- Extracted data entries
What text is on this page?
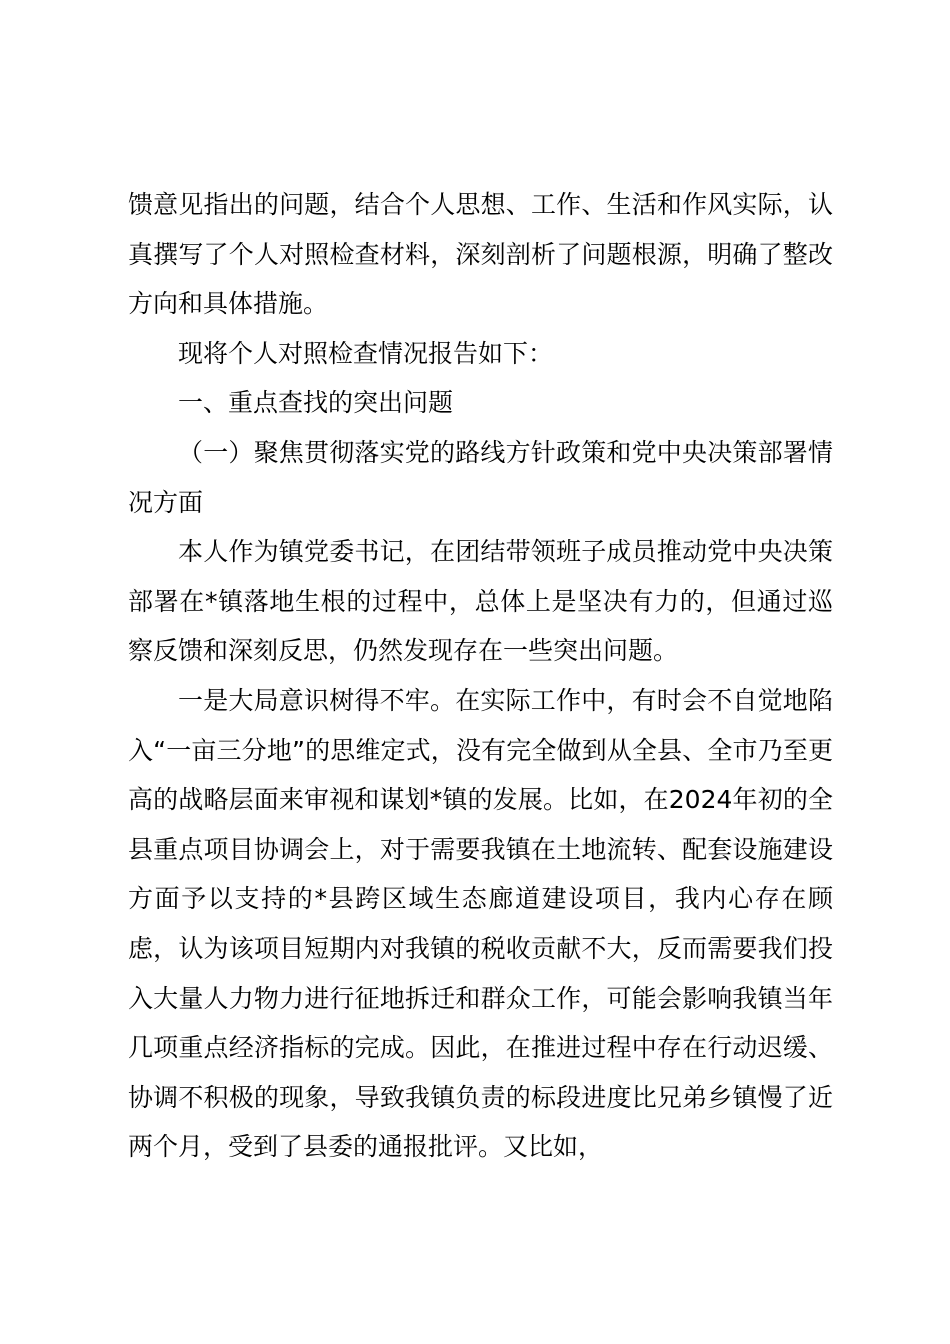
馈意见指出的问题，结合个人思想、工作、生活和作风实际，认真撰写了个人对照检查材料，深刻剖析了问题根源，明确了整改方向和具体措施。

现将个人对照检查情况报告如下：

一、重点查找的突出问题

（一）聚焦贯彻落实党的路线方针政策和党中央决策部署情况方面

本人作为镇党委书记，在团结带领班子成员推动党中央决策部署在*镇落地生根的过程中，总体上是坚决有力的，但通过巡察反馈和深刻反思，仍然发现存在一些突出问题。

一是大局意识树得不牢。在实际工作中，有时会不自觉地陷入“一亩三分地”的思维定式，没有完全做到从全县、全市乃至更高的战略层面来审视和谋划*镇的发展。比如，在2024年初的全县重点项目协调会上，对于需要我镇在土地流转、配套设施建设方面予以支持的*县跨区域生态廊道建设项目，我内心存在顾虑，认为该项目短期内对我镇的税收贡献不大，反而需要我们投入大量人力物力进行征地拆迁和群众工作，可能会影响我镇当年几项重点经济指标的完成。因此，在推进过程中存在行动迟缓、协调不积极的现象，导致我镇负责的标段进度比兄弟乡镇慢了近两个月，受到了县委的通报批评。又比如，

- EXERCISE OBJECTIVE
All records must be output exactly as they are, except for the pictures, which are left out.

- PROBLEM SOLUTION
What text is on this page?
馈意见指出的问题，结合个人思想、工作、生活和作风实际，认真撰写了个人对照检查材料，深刻剖析了问题根源，明确了整改方向和具体措施。

现将个人对照检查情况报告如下：

一、重点查找的突出问题

（一）聚焦贯彻落实党的路线方针政策和党中央决策部署情况方面

本人作为镇党委书记，在团结带领班子成员推动党中央决策部署在*镇落地生根的过程中，总体上是坚决有力的，但通过巡察反馈和深刻反思，仍然发现存在一些突出问题。

一是大局意识树得不牢。在实际工作中，有时会不自觉地陷入“一亩三分地”的思维定式，没有完全做到从全县、全市乃至更高的战略层面来审视和谋划*镇的发展。比如，在2024年初的全县重点项目协调会上，对于需要我镇在土地流转、配套设施建设方面予以支持的*县跨区域生态廊道建设项目，我内心存在顾虑，认为该项目短期内对我镇的税收贡献不大，反而需要我们投入大量人力物力进行征地拆迁和群众工作，可能会影响我镇当年几项重点经济指标的完成。因此，在推进过程中存在行动迟缓、协调不积极的现象，导致我镇负责的标段进度比兄弟乡镇慢了近两个月，受到了县委的通报批评。又比如，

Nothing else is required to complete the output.